[start]
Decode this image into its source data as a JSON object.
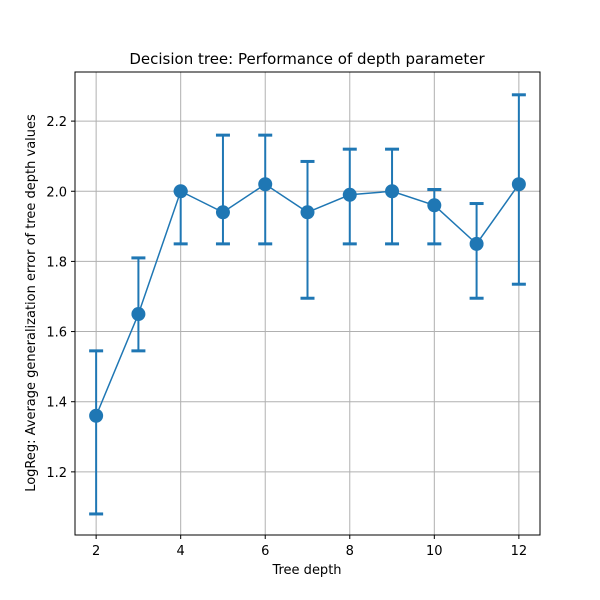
{
  "chart_data": {
    "type": "line",
    "title": "Decision tree: Performance of depth parameter",
    "xlabel": "Tree depth",
    "ylabel": "LogReg: Average generalization error of tree depth values",
    "x_ticks": [
      2,
      4,
      6,
      8,
      10,
      12
    ],
    "y_ticks": [
      1.2,
      1.4,
      1.6,
      1.8,
      2.0,
      2.2
    ],
    "y_tick_labels": [
      "1.2",
      "1.4",
      "1.6",
      "1.8",
      "2.0",
      "2.2"
    ],
    "xlim": [
      1.5,
      12.5
    ],
    "ylim": [
      1.02,
      2.34
    ],
    "grid": true,
    "color": "#1f77b4",
    "series": [
      {
        "x": [
          2,
          3,
          4,
          5,
          6,
          7,
          8,
          9,
          10,
          11,
          12
        ],
        "y": [
          1.36,
          1.65,
          2.0,
          1.94,
          2.02,
          1.94,
          1.99,
          2.0,
          1.96,
          1.85,
          2.02
        ],
        "err_low": [
          1.08,
          1.545,
          1.85,
          1.85,
          1.85,
          1.695,
          1.85,
          1.85,
          1.85,
          1.695,
          1.735
        ],
        "err_high": [
          1.545,
          1.81,
          2.0,
          2.16,
          2.16,
          2.085,
          2.12,
          2.12,
          2.005,
          1.965,
          2.275
        ]
      }
    ]
  }
}
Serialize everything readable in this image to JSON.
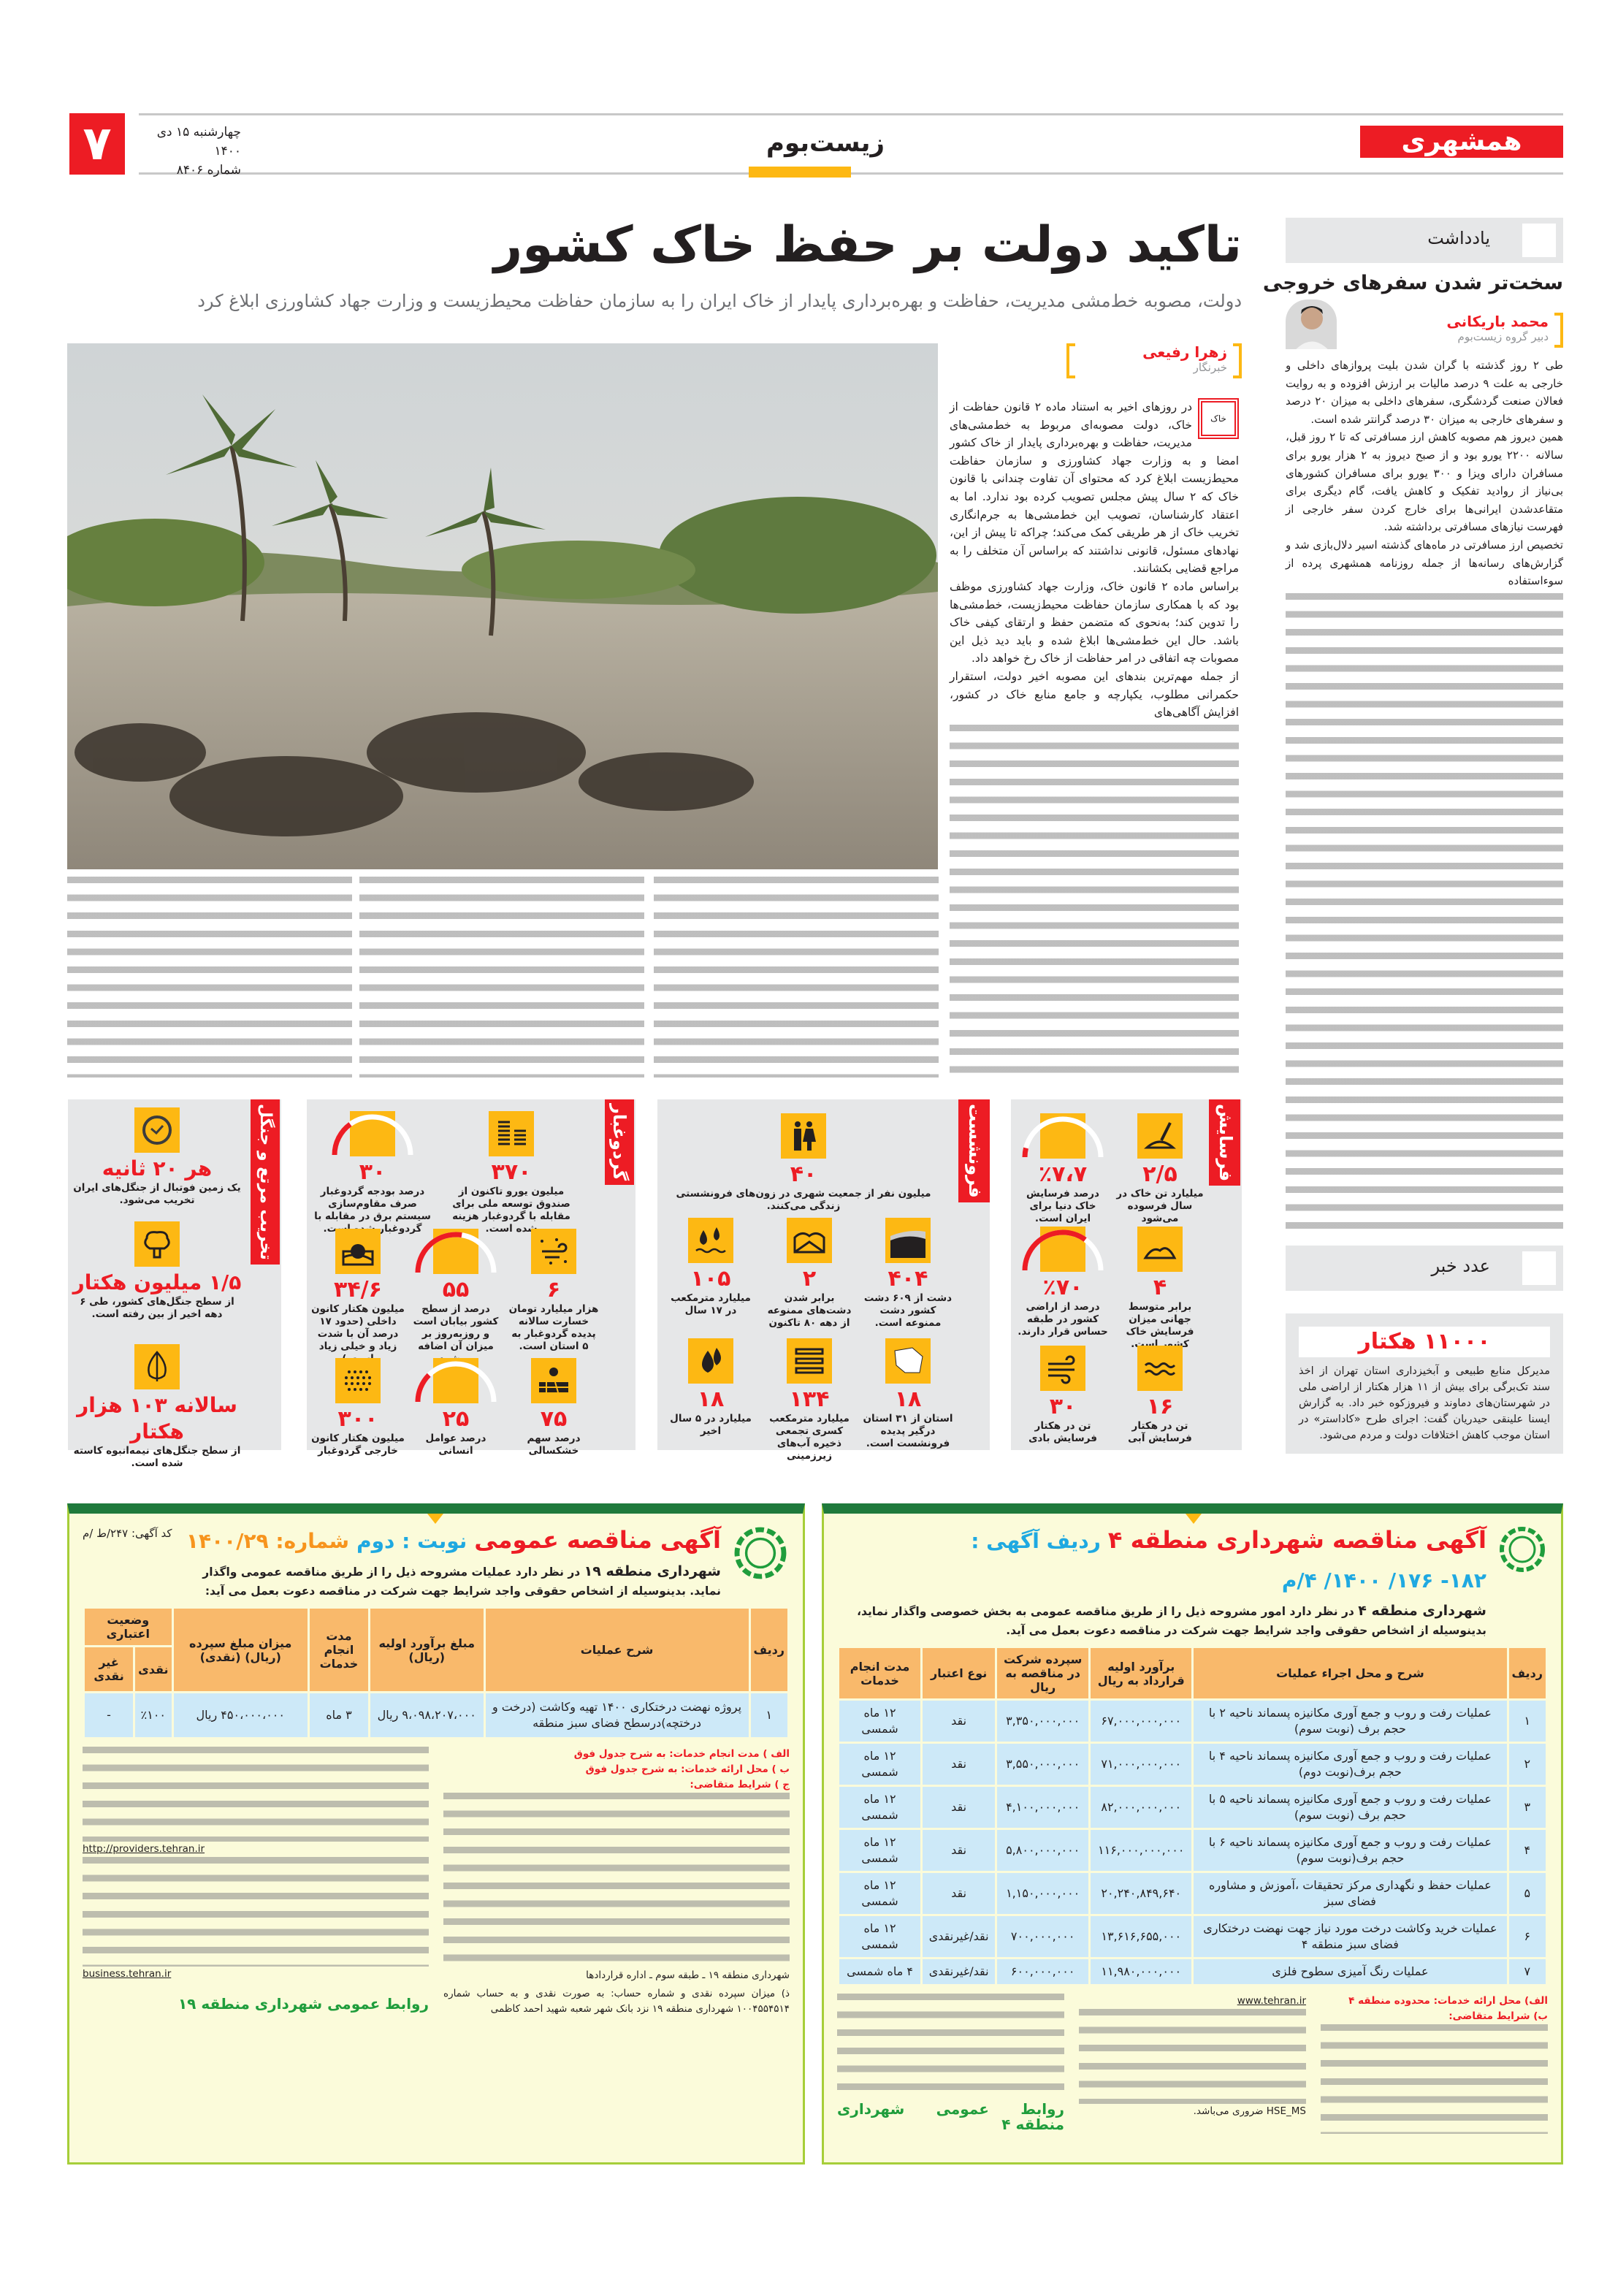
{
  "masthead": {
    "logo": "همشهری",
    "section": "زیست‌بوم",
    "page_number": "۷",
    "date": "چهارشنبه ۱۵ دی ۱۴۰۰",
    "issue": "شماره ۸۴۰۶",
    "accent": "#ed1c24",
    "section_bar": "#fdb813"
  },
  "lead": {
    "headline": "تاکید دولت بر حفظ خاک کشور",
    "subtitle": "دولت، مصوبه خط‌مشی مدیریت، حفاظت و بهره‌برداری پایدار از خاک ایران را به سازمان حفاظت محیط‌زیست و وزارت جهاد کشاورزی ابلاغ کرد",
    "author": "زهرا رفیعی",
    "author_role": "خبرنگار",
    "tag": "خاک",
    "paragraphs": [
      "در روزهای اخیر به استناد ماده ۲ قانون حفاظت از خاک، دولت مصوبه‌ای مربوط به خط‌مشی‌های مدیریت، حفاظت و بهره‌برداری پایدار از خاک کشور امضا و به وزارت جهاد کشاورزی و سازمان حفاظت محیط‌زیست ابلاغ کرد که محتوای آن تفاوت چندانی با قانون خاک که ۲ سال پیش مجلس تصویب کرده بود ندارد. اما به اعتقاد کارشناسان، تصویب این خط‌مشی‌ها به جرم‌انگاری تخریب خاک از هر طریقی کمک می‌کند؛ چراکه تا پیش از این، نهادهای مسئول، قانونی نداشتند که براساس آن متخلف را به مراجع قضایی بکشانند.",
      "براساس ماده ۲ قانون خاک، وزارت جهاد کشاورزی موظف بود که با همکاری سازمان حفاظت محیط‌زیست، خط‌مشی‌ها را تدوین کند؛ به‌نحوی که متضمن حفظ و ارتقای کیفی خاک باشد. حال این خط‌مشی‌ها ابلاغ شده و باید دید ذیل این مصوبات چه اتفاقی در امر حفاظت از خاک رخ خواهد داد.",
      "از جمله مهم‌ترین بندهای این مصوبه اخیر دولت، استقرار حکمرانی مطلوب، یکپارچه و جامع منابع خاک در کشور، افزایش آگاهی‌های"
    ]
  },
  "note": {
    "header": "یادداشت",
    "title": "سخت‌تر شدن سفرهای خروجی",
    "author": "محمد باریکانی",
    "author_role": "دبیر گروه زیست‌بوم",
    "paragraphs": [
      "طی ۲ روز گذشته با گران شدن بلیت پروازهای داخلی و خارجی به علت ۹ درصد مالیات بر ارزش افزوده و به روایت فعالان صنعت گردشگری، سفرهای داخلی به میزان ۲۰ درصد و سفرهای خارجی به میزان ۳۰ درصد گرانتر شده است.",
      "همین دیروز هم مصوبه کاهش ارز مسافرتی که تا ۲ روز قبل، سالانه ۲۲۰۰ یورو بود و از صبح دیروز به ۲ هزار یورو برای مسافران دارای ویزا و ۳۰۰ یورو برای مسافران کشورهای بی‌نیاز از روادید تفکیک و کاهش یافت، گام دیگری برای متقاعدشدن ایرانی‌ها برای خارج کردن سفر خارجی از فهرست نیازهای مسافرتی برداشته شد.",
      "تخصیص ارز مسافرتی در ماه‌های گذشته اسیر دلال‌بازی شد و گزارش‌های رسانه‌ها از جمله روزنامه همشهری پرده از سوءاستفاده"
    ]
  },
  "number_news": {
    "header": "عدد خبر",
    "figure": "۱۱۰۰۰ هکتار",
    "text": "مدیرکل منابع طبیعی و آبخیزداری استان تهران از اخذ سند تک‌برگی برای بیش از ۱۱ هزار هکتار از اراضی ملی در شهرستان‌های دماوند و فیروزکوه خبر داد. به گزارش ایسنا علینقی حیدریان گفت: اجرای طرح «کاداستر» در استان موجب کاهش اختلافات دولت و مردم می‌شود."
  },
  "infographic": [
    {
      "label": "فرسایش",
      "items": [
        {
          "icon": "shovel-icon",
          "value": "۲/۵",
          "caption": "میلیارد تن خاک در سال فرسوده می‌شود"
        },
        {
          "icon": "gauge-icon",
          "value": "٪۷،۷",
          "caption": "درصد فرسایش خاک دنیا برای ایران است.",
          "percent": 7.7
        },
        {
          "icon": "soil-pile-icon",
          "value": "۴",
          "caption": "برابر متوسط جهانی میزان فرسایش خاک کشور است."
        },
        {
          "icon": "gauge-icon",
          "value": "٪۷۰",
          "caption": "درصد از اراضی کشور در طبقه حساس قرار دارند.",
          "percent": 70
        },
        {
          "icon": "water-waves-icon",
          "value": "۱۶",
          "caption": "تن در هکتار فرسایش آبی"
        },
        {
          "icon": "wind-icon",
          "value": "۳۰",
          "caption": "تن در هکتار فرسایش بادی"
        }
      ]
    },
    {
      "label": "فرونشست",
      "items": [
        {
          "icon": "people-icon",
          "value": "۴۰",
          "caption": "میلیون نفر از جمعیت شهری در زون‌های فرونشستی زندگی می‌کنند."
        },
        {
          "icon": "land-layers-icon",
          "value": "۴۰۴",
          "caption": "دشت از ۶۰۹ دشت کشور دشت ممنوعه است."
        },
        {
          "icon": "plains-icon",
          "value": "۲",
          "caption": "برابر شدن دشت‌های ممنوعه از دهه ۸۰ تاکنون"
        },
        {
          "icon": "water-drops-icon",
          "value": "۱۰۵",
          "caption": "میلیارد مترمکعب در ۱۷ سال"
        },
        {
          "icon": "iran-map-icon",
          "value": "۱۸",
          "caption": "استان از ۳۱ استان درگیر پدیده فرونشست است."
        },
        {
          "icon": "aquifer-icon",
          "value": "۱۳۴",
          "caption": "میلیارد مترمکعب کسری تجمعی ذخیره آب‌های زیرزمینی"
        },
        {
          "icon": "drops-icon",
          "value": "۱۸",
          "caption": "میلیارد در ۵ سال اخیر"
        }
      ]
    },
    {
      "label": "گردوغبار",
      "items": [
        {
          "icon": "coins-icon",
          "value": "۳۷۰",
          "caption": "میلیون یورو تاکنون از صندوق توسعه ملی برای مقابله با گردوغبار هزینه شده است."
        },
        {
          "icon": "gauge-icon",
          "value": "۳۰",
          "caption": "درصد بودجه گردوغبار صرف مقاوم‌سازی سیستم برق در مقابله با گردوغبار شده است.",
          "percent": 30
        },
        {
          "icon": "dust-wind-icon",
          "value": "۶",
          "caption": "هزار میلیارد تومان خسارت سالانه پدیده گردوغبار به ۵ استان است."
        },
        {
          "icon": "gauge-icon",
          "value": "۵۵",
          "caption": "درصد از سطح کشور بیابان است و روزبه‌روز بر میزان آن اضافه می‌شود.",
          "percent": 55
        },
        {
          "icon": "desert-sun-icon",
          "value": "۳۴/۶",
          "caption": "میلیون هکتار کانون داخلی (حدود ۱۷ درصد آن با شدت زیاد و خیلی زیاد است.)"
        },
        {
          "icon": "drought-icon",
          "value": "۷۵",
          "caption": "درصد سهم خشکسالی"
        },
        {
          "icon": "gauge-icon",
          "value": "۲۵",
          "caption": "درصد عوامل انسانی",
          "percent": 25
        },
        {
          "icon": "dust-dots-icon",
          "value": "۳۰۰",
          "caption": "میلیون هکتار کانون خارجی گردوغبار"
        }
      ]
    },
    {
      "label": "تخریب مرتع و جنگل",
      "items": [
        {
          "icon": "clock-icon",
          "value": "هر ۲۰ ثانیه",
          "caption": "یک زمین فوتبال از جنگل‌های ایران تخریب می‌شود."
        },
        {
          "icon": "tree-icon",
          "value": "۱/۵ میلیون هکتار",
          "caption": "از سطح جنگل‌های کشور، طی ۶ دهه اخیر از بین رفته است."
        },
        {
          "icon": "leaf-icon",
          "value": "سالانه ۱۰۳ هزار هکتار",
          "caption": "از سطح جنگل‌های نیمه‌انبوه کاسته شده است."
        }
      ]
    }
  ],
  "ad_right": {
    "title": "آگهی مناقصه شهرداری منطقه ۴",
    "code_label": "ردیف آگهی :",
    "code": "۱۸۲- ۱۷۶/ ۱۴۰۰/ ۴/م",
    "intro_bold": "شهرداری منطقه ۴",
    "intro": "در نظر دارد امور مشروحه ذیل را از طریق مناقصه عمومی به بخش خصوصی واگذار نماید، بدینوسیله از اشخاص حقوقی واجد شرایط جهت شرکت در مناقصه دعوت بعمل می آید.",
    "columns": [
      "ردیف",
      "شرح و محل اجراء عملیات",
      "برآورد اولیه قرارداد به ریال",
      "سپرده شرکت در مناقصه به ریال",
      "نوع اعتبار",
      "مدت انجام خدمات"
    ],
    "rows": [
      [
        "۱",
        "عملیات رفت و روب و جمع آوری مکانیزه پسماند ناحیه ۲ با حجم برف (نوبت سوم)",
        "۶۷,۰۰۰,۰۰۰,۰۰۰",
        "۳,۳۵۰,۰۰۰,۰۰۰",
        "نقد",
        "۱۲ ماه شمسی"
      ],
      [
        "۲",
        "عملیات رفت و روب و جمع آوری مکانیزه پسماند ناحیه ۴ با حجم برف(نوبت دوم)",
        "۷۱,۰۰۰,۰۰۰,۰۰۰",
        "۳,۵۵۰,۰۰۰,۰۰۰",
        "نقد",
        "۱۲ ماه شمسی"
      ],
      [
        "۳",
        "عملیات رفت و روب و جمع آوری مکانیزه پسماند ناحیه ۵ با حجم برف (نوبت سوم)",
        "۸۲,۰۰۰,۰۰۰,۰۰۰",
        "۴,۱۰۰,۰۰۰,۰۰۰",
        "نقد",
        "۱۲ ماه شمسی"
      ],
      [
        "۴",
        "عملیات رفت و روب و جمع آوری مکانیزه پسماند ناحیه ۶ با حجم برف(نوبت سوم)",
        "۱۱۶,۰۰۰,۰۰۰,۰۰۰",
        "۵,۸۰۰,۰۰۰,۰۰۰",
        "نقد",
        "۱۲ ماه شمسی"
      ],
      [
        "۵",
        "عملیات حفظ و نگهداری مرکز تحقیقات ،آموزش و مشاوره فضای سبز",
        "۲۰,۲۴۰,۸۴۹,۶۴۰",
        "۱,۱۵۰,۰۰۰,۰۰۰",
        "نقد",
        "۱۲ ماه شمسی"
      ],
      [
        "۶",
        "عملیات خرید وکاشت درخت مورد نیاز جهت نهضت درختکاری فضای سبز منطقه ۴",
        "۱۳,۶۱۶,۶۵۵,۰۰۰",
        "۷۰۰,۰۰۰,۰۰۰",
        "نقد/غیرنقدی",
        "۱۲ ماه شمسی"
      ],
      [
        "۷",
        "عملیات رنگ آمیزی سطوح فلزی",
        "۱۱,۹۸۰,۰۰۰,۰۰۰",
        "۶۰۰,۰۰۰,۰۰۰",
        "نقد/غیرنقدی",
        "۴ ماه شمسی"
      ]
    ],
    "notes": [
      "الف) محل ارائه خدمات: محدوده منطقه ۴",
      "ب) شرایط متقاضی:",
      "www.tehran.ir",
      "HSE_MS ضروری می‌باشد."
    ],
    "footer": "روابط عمومی شهرداری منطقه ۴"
  },
  "ad_left": {
    "title": "آگهی مناقصه عمومی",
    "round_label": "نوبت : دوم",
    "number_label": "شماره: ۱۴۰۰/۲۹",
    "code": "کد آگهی: ۲۴۷/ط /م",
    "intro_bold": "شهرداری منطقه ۱۹",
    "intro": "در نظر دارد عملیات مشروحه ذیل را از طریق مناقصه عمومی واگذار نماید. بدینوسیله از اشخاص حقوقی واجد شرایط جهت شرکت در مناقصه دعوت بعمل می آید:",
    "columns": [
      "ردیف",
      "شرح عملیات",
      "مبلغ برآورد اولیه (ریال)",
      "مدت انجام خدمات",
      "میزان مبلغ سپرده (ریال) (نقدی)",
      "وضعیت اعتباری",
      "نقدی",
      "غیر نقدی"
    ],
    "rows": [
      [
        "۱",
        "پروژه نهضت درختکاری ۱۴۰۰ تهیه وکاشت (درخت و درختچه)درسطح فضای سبز منطقه",
        "۹،۰۹۸،۲۰۷،۰۰۰ ریال",
        "۳ ماه",
        "۴۵۰،۰۰۰،۰۰۰ ریال",
        "٪۱۰۰",
        "-"
      ]
    ],
    "notes": [
      "الف ) مدت انجام خدمات: به شرح جدول فوق",
      "ب ) محل ارائه خدمات: به شرح جدول فوق",
      "ج ) شرایط متقاضی:",
      "http://providers.tehran.ir",
      "business.tehran.ir",
      "ذ) میزان سپرده نقدی و شماره حساب: به صورت نقدی و به حساب شماره ۱۰۰۴۵۵۴۵۱۴ شهرداری منطقه ۱۹ نزد بانک شهر شعبه شهید احمد کاظمی",
      "شهرداری منطقه ۱۹ ـ طبقه سوم ـ اداره قراردادها"
    ],
    "footer": "روابط عمومی شهرداری منطقه ۱۹"
  }
}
[end]
WRITTEN TASK:
Out of the preceding entries, pull every line containing the string "نماید".

ANSWER TO THE EXERCISE:
    "intro": "در نظر دارد امور مشروحه ذیل را از طریق مناقصه عمومی به بخش خصوصی واگذار نماید، بدینوسیله از اشخاص حقوقی واجد شرایط جهت شرکت در مناقصه دعوت بعمل می آید.",
    "intro": "در نظر دارد عملیات مشروحه ذیل را از طریق مناقصه عمومی واگذار نماید. بدینوسیله از اشخاص حقوقی واجد شرایط جهت شرکت در مناقصه دعوت بعمل می آید:",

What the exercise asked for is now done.